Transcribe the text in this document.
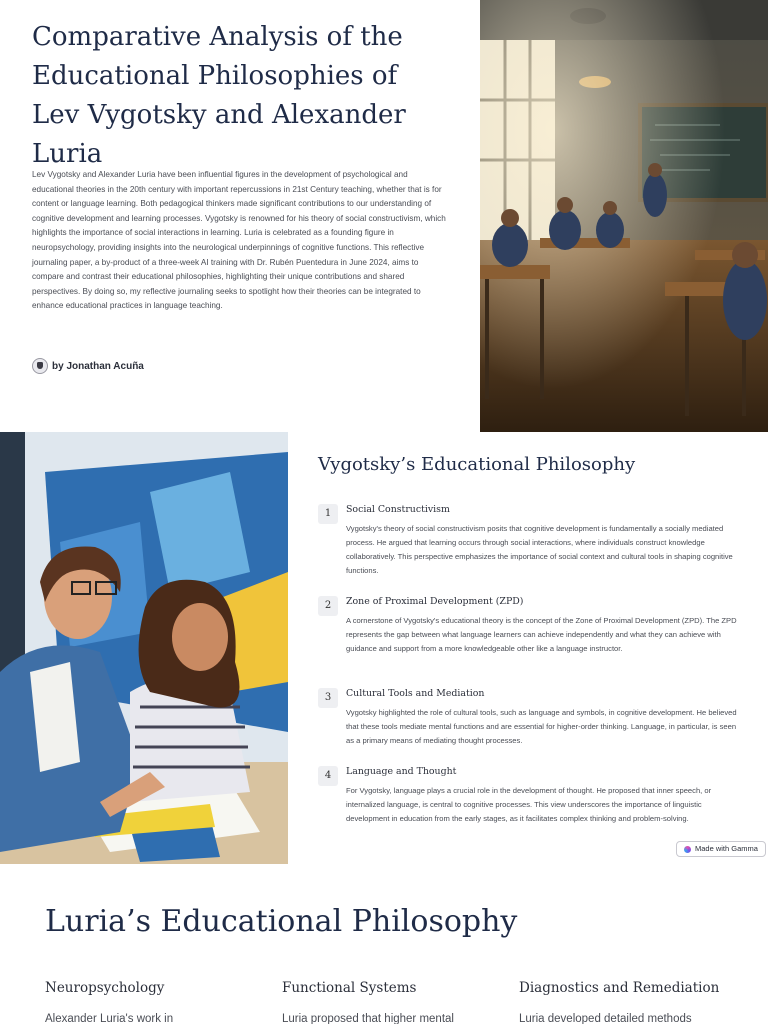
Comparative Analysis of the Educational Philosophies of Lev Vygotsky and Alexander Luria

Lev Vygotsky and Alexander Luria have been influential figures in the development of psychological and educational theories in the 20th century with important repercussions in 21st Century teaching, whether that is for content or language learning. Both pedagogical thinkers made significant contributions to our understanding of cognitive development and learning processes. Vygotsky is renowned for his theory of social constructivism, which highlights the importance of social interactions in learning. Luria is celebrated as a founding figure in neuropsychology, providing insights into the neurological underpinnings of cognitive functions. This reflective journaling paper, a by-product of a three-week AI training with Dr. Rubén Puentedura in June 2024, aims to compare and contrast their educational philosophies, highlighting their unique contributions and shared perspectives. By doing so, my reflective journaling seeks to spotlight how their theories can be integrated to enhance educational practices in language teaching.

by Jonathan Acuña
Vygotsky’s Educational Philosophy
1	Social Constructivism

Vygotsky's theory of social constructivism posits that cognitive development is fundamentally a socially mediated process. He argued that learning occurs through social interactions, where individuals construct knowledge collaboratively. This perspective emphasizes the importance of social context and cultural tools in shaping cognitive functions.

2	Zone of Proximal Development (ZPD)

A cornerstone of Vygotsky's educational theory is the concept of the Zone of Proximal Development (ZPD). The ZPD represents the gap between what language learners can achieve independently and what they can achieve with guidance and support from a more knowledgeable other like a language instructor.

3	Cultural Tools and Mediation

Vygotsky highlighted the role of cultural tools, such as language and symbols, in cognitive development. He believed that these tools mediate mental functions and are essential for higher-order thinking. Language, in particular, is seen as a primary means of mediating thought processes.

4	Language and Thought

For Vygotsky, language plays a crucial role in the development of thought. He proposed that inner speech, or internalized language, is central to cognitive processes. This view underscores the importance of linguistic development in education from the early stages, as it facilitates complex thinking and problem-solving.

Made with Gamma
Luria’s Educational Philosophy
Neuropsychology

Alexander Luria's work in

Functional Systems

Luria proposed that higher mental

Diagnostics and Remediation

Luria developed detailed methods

-=-=-=-=-

• The request
Retype the entries word for word. Omit any images.

• Worked answer
Transcribe the text in this document.
Comparative Analysis of the Educational Philosophies of Lev Vygotsky and Alexander Luria

Lev Vygotsky and Alexander Luria have been influential figures in the development of psychological and educational theories in the 20th century with important repercussions in 21st Century teaching, whether that is for content or language learning. Both pedagogical thinkers made significant contributions to our understanding of cognitive development and learning processes. Vygotsky is renowned for his theory of social constructivism, which highlights the importance of social interactions in learning. Luria is celebrated as a founding figure in neuropsychology, providing insights into the neurological underpinnings of cognitive functions. This reflective journaling paper, a by-product of a three-week AI training with Dr. Rubén Puentedura in June 2024, aims to compare and contrast their educational philosophies, highlighting their unique contributions and shared perspectives. By doing so, my reflective journaling seeks to spotlight how their theories can be integrated to enhance educational practices in language teaching.

by Jonathan Acuña
Vygotsky’s Educational Philosophy
1	Social Constructivism

Vygotsky's theory of social constructivism posits that cognitive development is fundamentally a socially mediated process. He argued that learning occurs through social interactions, where individuals construct knowledge collaboratively. This perspective emphasizes the importance of social context and cultural tools in shaping cognitive functions.

2	Zone of Proximal Development (ZPD)

A cornerstone of Vygotsky's educational theory is the concept of the Zone of Proximal Development (ZPD). The ZPD represents the gap between what language learners can achieve independently and what they can achieve with guidance and support from a more knowledgeable other like a language instructor.

3	Cultural Tools and Mediation

Vygotsky highlighted the role of cultural tools, such as language and symbols, in cognitive development. He believed that these tools mediate mental functions and are essential for higher-order thinking. Language, in particular, is seen as a primary means of mediating thought processes.

4	Language and Thought

For Vygotsky, language plays a crucial role in the development of thought. He proposed that inner speech, or internalized language, is central to cognitive processes. This view underscores the importance of linguistic development in education from the early stages, as it facilitates complex thinking and problem-solving.

Made with Gamma
Luria’s Educational Philosophy
Neuropsychology

Alexander Luria's work in

Functional Systems

Luria proposed that higher mental

Diagnostics and Remediation

Luria developed detailed methods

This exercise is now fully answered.